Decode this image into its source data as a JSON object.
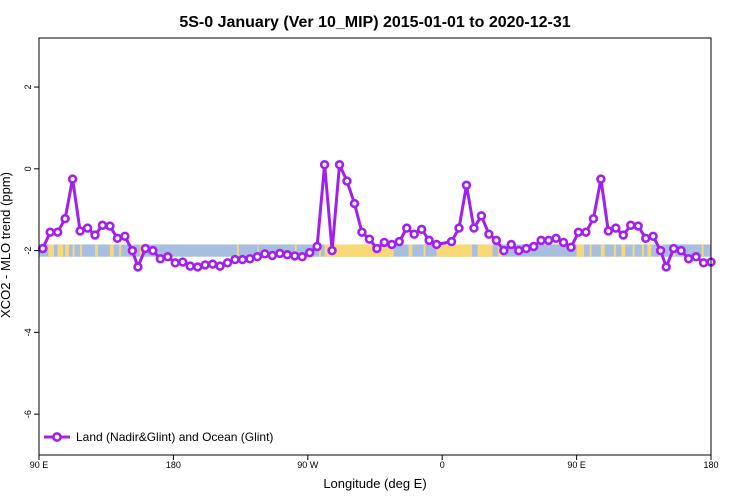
{
  "chart_data": {
    "type": "line",
    "title": "5S-0 January (Ver 10_MIP)   2015-01-01 to 2020-12-31",
    "xlabel": "Longitude (deg E)",
    "ylabel": "XCO2 - MLO trend (ppm)",
    "xlim": [
      90,
      450
    ],
    "ylim": [
      -7,
      3.2
    ],
    "x_ticks": [
      {
        "value": 90,
        "label": "90 E"
      },
      {
        "value": 162,
        "label": "180"
      },
      {
        "value": 234,
        "label": "90 W"
      },
      {
        "value": 306,
        "label": "0"
      },
      {
        "value": 378,
        "label": "90 E"
      },
      {
        "value": 450,
        "label": "180"
      }
    ],
    "y_ticks": [
      {
        "value": 2,
        "label": "2"
      },
      {
        "value": 0,
        "label": "0"
      },
      {
        "value": -2,
        "label": "-2"
      },
      {
        "value": -4,
        "label": "-4"
      },
      {
        "value": -6,
        "label": "-6"
      }
    ],
    "legend": {
      "position": "bottom-left",
      "entries": [
        "Land (Nadir&Glint) and Ocean (Glint)"
      ]
    },
    "series": [
      {
        "name": "Land (Nadir&Glint) and Ocean (Glint)",
        "color": "#a020f0",
        "points": [
          [
            92,
            -1.95
          ],
          [
            96,
            -1.55
          ],
          [
            100,
            -1.55
          ],
          [
            104,
            -1.22
          ],
          [
            108,
            -0.25
          ],
          [
            112,
            -1.52
          ],
          [
            116,
            -1.45
          ],
          [
            120,
            -1.62
          ],
          [
            124,
            -1.38
          ],
          [
            128,
            -1.4
          ],
          [
            132,
            -1.7
          ],
          [
            136,
            -1.65
          ],
          [
            140,
            -2.0
          ],
          [
            143,
            -2.4
          ],
          [
            147,
            -1.95
          ],
          [
            151,
            -2.0
          ],
          [
            155,
            -2.2
          ],
          [
            159,
            -2.15
          ],
          [
            163,
            -2.3
          ],
          [
            167,
            -2.28
          ],
          [
            171,
            -2.38
          ],
          [
            175,
            -2.4
          ],
          [
            179,
            -2.35
          ],
          [
            183,
            -2.33
          ],
          [
            187,
            -2.38
          ],
          [
            191,
            -2.3
          ],
          [
            195,
            -2.22
          ],
          [
            199,
            -2.22
          ],
          [
            203,
            -2.2
          ],
          [
            207,
            -2.15
          ],
          [
            211,
            -2.08
          ],
          [
            215,
            -2.12
          ],
          [
            219,
            -2.07
          ],
          [
            223,
            -2.1
          ],
          [
            227,
            -2.13
          ],
          [
            231,
            -2.15
          ],
          [
            235,
            -2.05
          ],
          [
            239,
            -1.9
          ],
          [
            243,
            0.1
          ],
          [
            247,
            -2.0
          ],
          [
            251,
            0.1
          ],
          [
            255,
            -0.3
          ],
          [
            259,
            -0.85
          ],
          [
            263,
            -1.55
          ],
          [
            267,
            -1.72
          ],
          [
            271,
            -1.95
          ],
          [
            275,
            -1.8
          ],
          [
            279,
            -1.85
          ],
          [
            283,
            -1.78
          ],
          [
            287,
            -1.45
          ],
          [
            291,
            -1.6
          ],
          [
            295,
            -1.48
          ],
          [
            299,
            -1.75
          ],
          [
            303,
            -1.85
          ],
          [
            311,
            -1.78
          ],
          [
            315,
            -1.45
          ],
          [
            319,
            -0.4
          ],
          [
            323,
            -1.45
          ],
          [
            327,
            -1.15
          ],
          [
            331,
            -1.6
          ],
          [
            335,
            -1.75
          ],
          [
            339,
            -2.0
          ],
          [
            343,
            -1.85
          ],
          [
            347,
            -2.0
          ],
          [
            351,
            -1.95
          ],
          [
            355,
            -1.9
          ],
          [
            359,
            -1.75
          ],
          [
            363,
            -1.75
          ],
          [
            367,
            -1.7
          ],
          [
            371,
            -1.8
          ],
          [
            375,
            -1.92
          ],
          [
            379,
            -1.55
          ],
          [
            383,
            -1.55
          ],
          [
            387,
            -1.22
          ],
          [
            391,
            -0.25
          ],
          [
            395,
            -1.52
          ],
          [
            399,
            -1.45
          ],
          [
            403,
            -1.62
          ],
          [
            407,
            -1.38
          ],
          [
            411,
            -1.4
          ],
          [
            415,
            -1.7
          ],
          [
            419,
            -1.65
          ],
          [
            423,
            -2.0
          ],
          [
            426,
            -2.4
          ],
          [
            430,
            -1.95
          ],
          [
            434,
            -2.0
          ],
          [
            438,
            -2.2
          ],
          [
            442,
            -2.15
          ],
          [
            446,
            -2.3
          ],
          [
            450,
            -2.28
          ]
        ]
      }
    ],
    "band": {
      "y_range": [
        -2.15,
        -1.85
      ],
      "ocean_color": "#a8bedf",
      "land_color": "#f9d976",
      "land_ranges": [
        [
          95,
          98
        ],
        [
          100,
          103
        ],
        [
          104,
          106
        ],
        [
          108,
          109
        ],
        [
          112,
          113
        ],
        [
          120,
          121.5
        ],
        [
          128,
          130
        ],
        [
          133,
          134
        ],
        [
          140,
          141
        ],
        [
          144,
          145
        ],
        [
          196,
          197
        ],
        [
          207,
          207.5
        ],
        [
          227,
          228
        ],
        [
          240,
          241
        ],
        [
          243,
          280
        ],
        [
          288,
          290
        ],
        [
          296,
          297
        ],
        [
          303,
          322
        ],
        [
          325,
          333
        ],
        [
          336,
          338
        ],
        [
          378,
          382
        ],
        [
          385,
          386
        ],
        [
          391,
          393
        ],
        [
          398,
          399
        ],
        [
          402,
          404
        ],
        [
          408,
          409
        ],
        [
          413,
          414
        ],
        [
          416,
          418
        ],
        [
          422,
          424
        ],
        [
          430,
          431
        ],
        [
          445,
          446
        ]
      ]
    }
  }
}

- **Aim**
Copy all lines above containing the string "Nadir".

- **Answer to the exercise**
        "Land (Nadir&Glint) and Ocean (Glint)"
        "name": "Land (Nadir&Glint) and Ocean (Glint)",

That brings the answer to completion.